Stored records
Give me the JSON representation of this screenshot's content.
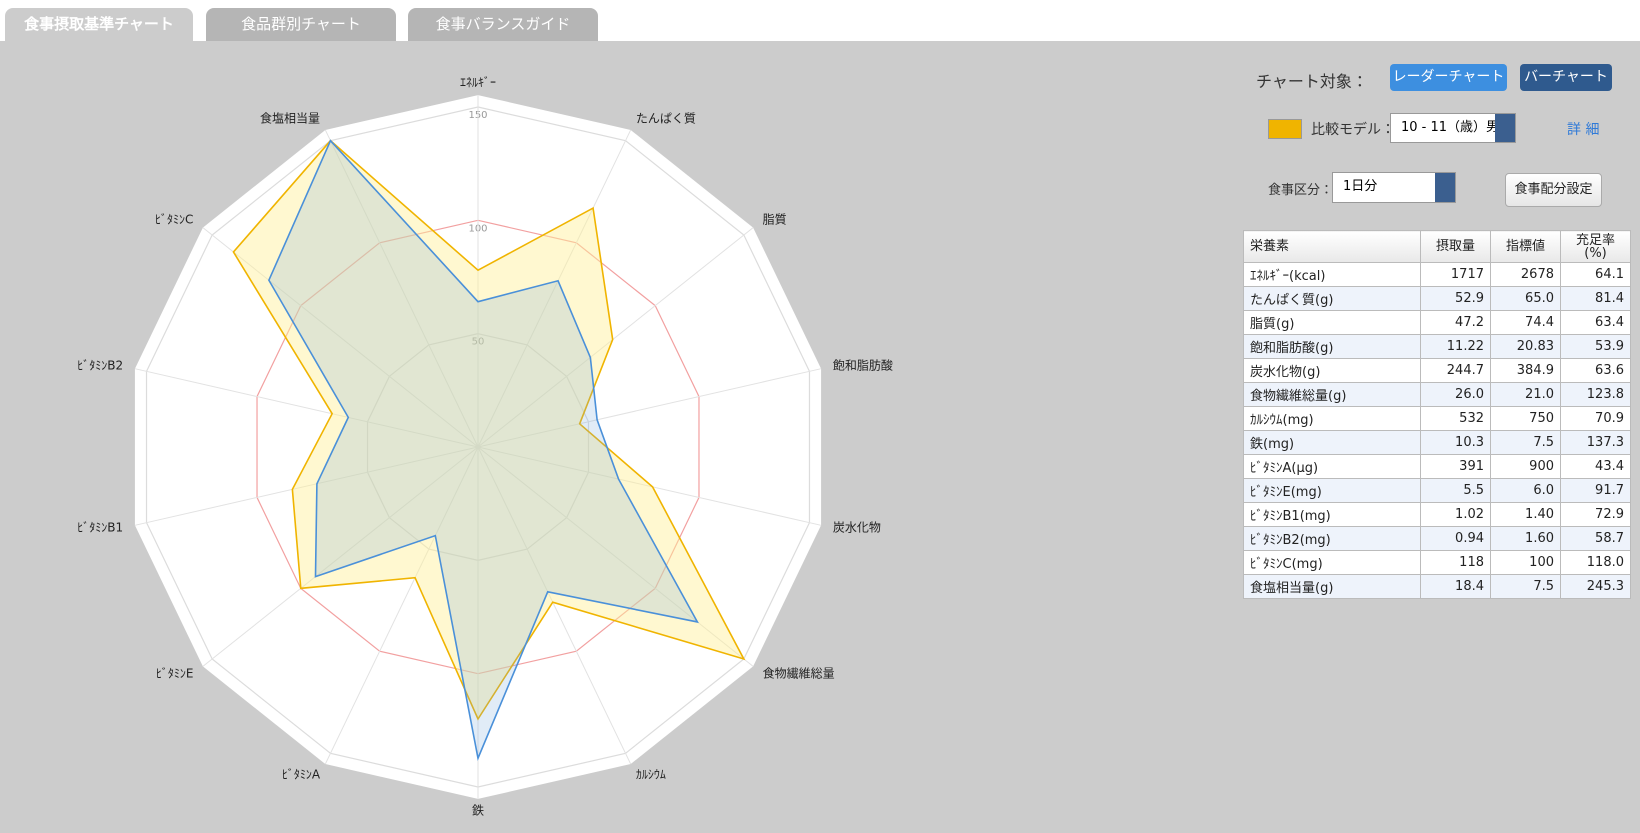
{
  "tabs": [
    "食事摂取基準チャート",
    "食品群別チャート",
    "食事バランスガイド"
  ],
  "controls": {
    "target_label": "チャート対象：",
    "radar_button": "レーダーチャート",
    "bar_button": "バーチャート",
    "model_label": "比較モデル：",
    "model_value": "10 - 11（歳）男",
    "detail_link": "詳 細",
    "meal_label": "食事区分：",
    "meal_value": "1日分",
    "meal_setting_button": "食事配分設定"
  },
  "table": {
    "header": [
      "栄養素",
      "摂取量",
      "指標値",
      "充足率\n(%)"
    ],
    "rows": [
      [
        "ｴﾈﾙｷﾞｰ(kcal)",
        "1717",
        "2678",
        "64.1"
      ],
      [
        "たんぱく質(g)",
        "52.9",
        "65.0",
        "81.4"
      ],
      [
        "脂質(g)",
        "47.2",
        "74.4",
        "63.4"
      ],
      [
        "飽和脂肪酸(g)",
        "11.22",
        "20.83",
        "53.9"
      ],
      [
        "炭水化物(g)",
        "244.7",
        "384.9",
        "63.6"
      ],
      [
        "食物繊維総量(g)",
        "26.0",
        "21.0",
        "123.8"
      ],
      [
        "ｶﾙｼｳﾑ(mg)",
        "532",
        "750",
        "70.9"
      ],
      [
        "鉄(mg)",
        "10.3",
        "7.5",
        "137.3"
      ],
      [
        "ﾋﾞﾀﾐﾝA(μg)",
        "391",
        "900",
        "43.4"
      ],
      [
        "ﾋﾞﾀﾐﾝE(mg)",
        "5.5",
        "6.0",
        "91.7"
      ],
      [
        "ﾋﾞﾀﾐﾝB1(mg)",
        "1.02",
        "1.40",
        "72.9"
      ],
      [
        "ﾋﾞﾀﾐﾝB2(mg)",
        "0.94",
        "1.60",
        "58.7"
      ],
      [
        "ﾋﾞﾀﾐﾝC(mg)",
        "118",
        "100",
        "118.0"
      ],
      [
        "食塩相当量(g)",
        "18.4",
        "7.5",
        "245.3"
      ]
    ]
  },
  "chart_data": {
    "type": "radar",
    "categories": [
      "ｴﾈﾙｷﾞｰ",
      "たんぱく質",
      "脂質",
      "飽和脂肪酸",
      "炭水化物",
      "食物繊維総量",
      "ｶﾙｼｳﾑ",
      "鉄",
      "ﾋﾞﾀﾐﾝA",
      "ﾋﾞﾀﾐﾝE",
      "ﾋﾞﾀﾐﾝB1",
      "ﾋﾞﾀﾐﾝB2",
      "ﾋﾞﾀﾐﾝC",
      "食塩相当量"
    ],
    "series": [
      {
        "color": "#f0b400",
        "fill": "rgba(255,240,150,0.45)",
        "values": [
          78,
          117,
          76,
          46,
          79,
          150,
          76,
          120,
          64,
          100,
          84,
          66,
          138,
          150
        ]
      },
      {
        "color": "#4a90d9",
        "fill": "rgba(120,170,220,0.22)",
        "values": [
          64.1,
          81.4,
          63.4,
          53.9,
          63.6,
          123.8,
          70.9,
          137.3,
          43.4,
          91.7,
          72.9,
          58.7,
          118.0,
          150
        ]
      }
    ],
    "rlim": [
      0,
      150
    ],
    "rticks": [
      50,
      100,
      150
    ],
    "grid_colors": [
      "#dcdcdc",
      "#f2a0a0",
      "#dcdcdc"
    ]
  }
}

### Task to carry out
Give every line above again exactly, with no pictures.

### Written answer
Give me the JSON representation of this screenshot's content.
{
  "tabs": [
    "食事摂取基準チャート",
    "食品群別チャート",
    "食事バランスガイド"
  ],
  "controls": {
    "target_label": "チャート対象：",
    "radar_button": "レーダーチャート",
    "bar_button": "バーチャート",
    "model_label": "比較モデル：",
    "model_value": "10 - 11（歳）男",
    "detail_link": "詳 細",
    "meal_label": "食事区分：",
    "meal_value": "1日分",
    "meal_setting_button": "食事配分設定"
  },
  "table": {
    "header": [
      "栄養素",
      "摂取量",
      "指標値",
      "充足率\n(%)"
    ],
    "rows": [
      [
        "ｴﾈﾙｷﾞｰ(kcal)",
        "1717",
        "2678",
        "64.1"
      ],
      [
        "たんぱく質(g)",
        "52.9",
        "65.0",
        "81.4"
      ],
      [
        "脂質(g)",
        "47.2",
        "74.4",
        "63.4"
      ],
      [
        "飽和脂肪酸(g)",
        "11.22",
        "20.83",
        "53.9"
      ],
      [
        "炭水化物(g)",
        "244.7",
        "384.9",
        "63.6"
      ],
      [
        "食物繊維総量(g)",
        "26.0",
        "21.0",
        "123.8"
      ],
      [
        "ｶﾙｼｳﾑ(mg)",
        "532",
        "750",
        "70.9"
      ],
      [
        "鉄(mg)",
        "10.3",
        "7.5",
        "137.3"
      ],
      [
        "ﾋﾞﾀﾐﾝA(μg)",
        "391",
        "900",
        "43.4"
      ],
      [
        "ﾋﾞﾀﾐﾝE(mg)",
        "5.5",
        "6.0",
        "91.7"
      ],
      [
        "ﾋﾞﾀﾐﾝB1(mg)",
        "1.02",
        "1.40",
        "72.9"
      ],
      [
        "ﾋﾞﾀﾐﾝB2(mg)",
        "0.94",
        "1.60",
        "58.7"
      ],
      [
        "ﾋﾞﾀﾐﾝC(mg)",
        "118",
        "100",
        "118.0"
      ],
      [
        "食塩相当量(g)",
        "18.4",
        "7.5",
        "245.3"
      ]
    ]
  },
  "chart_data": {
    "type": "radar",
    "categories": [
      "ｴﾈﾙｷﾞｰ",
      "たんぱく質",
      "脂質",
      "飽和脂肪酸",
      "炭水化物",
      "食物繊維総量",
      "ｶﾙｼｳﾑ",
      "鉄",
      "ﾋﾞﾀﾐﾝA",
      "ﾋﾞﾀﾐﾝE",
      "ﾋﾞﾀﾐﾝB1",
      "ﾋﾞﾀﾐﾝB2",
      "ﾋﾞﾀﾐﾝC",
      "食塩相当量"
    ],
    "series": [
      {
        "color": "#f0b400",
        "fill": "rgba(255,240,150,0.45)",
        "values": [
          78,
          117,
          76,
          46,
          79,
          150,
          76,
          120,
          64,
          100,
          84,
          66,
          138,
          150
        ]
      },
      {
        "color": "#4a90d9",
        "fill": "rgba(120,170,220,0.22)",
        "values": [
          64.1,
          81.4,
          63.4,
          53.9,
          63.6,
          123.8,
          70.9,
          137.3,
          43.4,
          91.7,
          72.9,
          58.7,
          118.0,
          150
        ]
      }
    ],
    "rlim": [
      0,
      150
    ],
    "rticks": [
      50,
      100,
      150
    ],
    "grid_colors": [
      "#dcdcdc",
      "#f2a0a0",
      "#dcdcdc"
    ]
  }
}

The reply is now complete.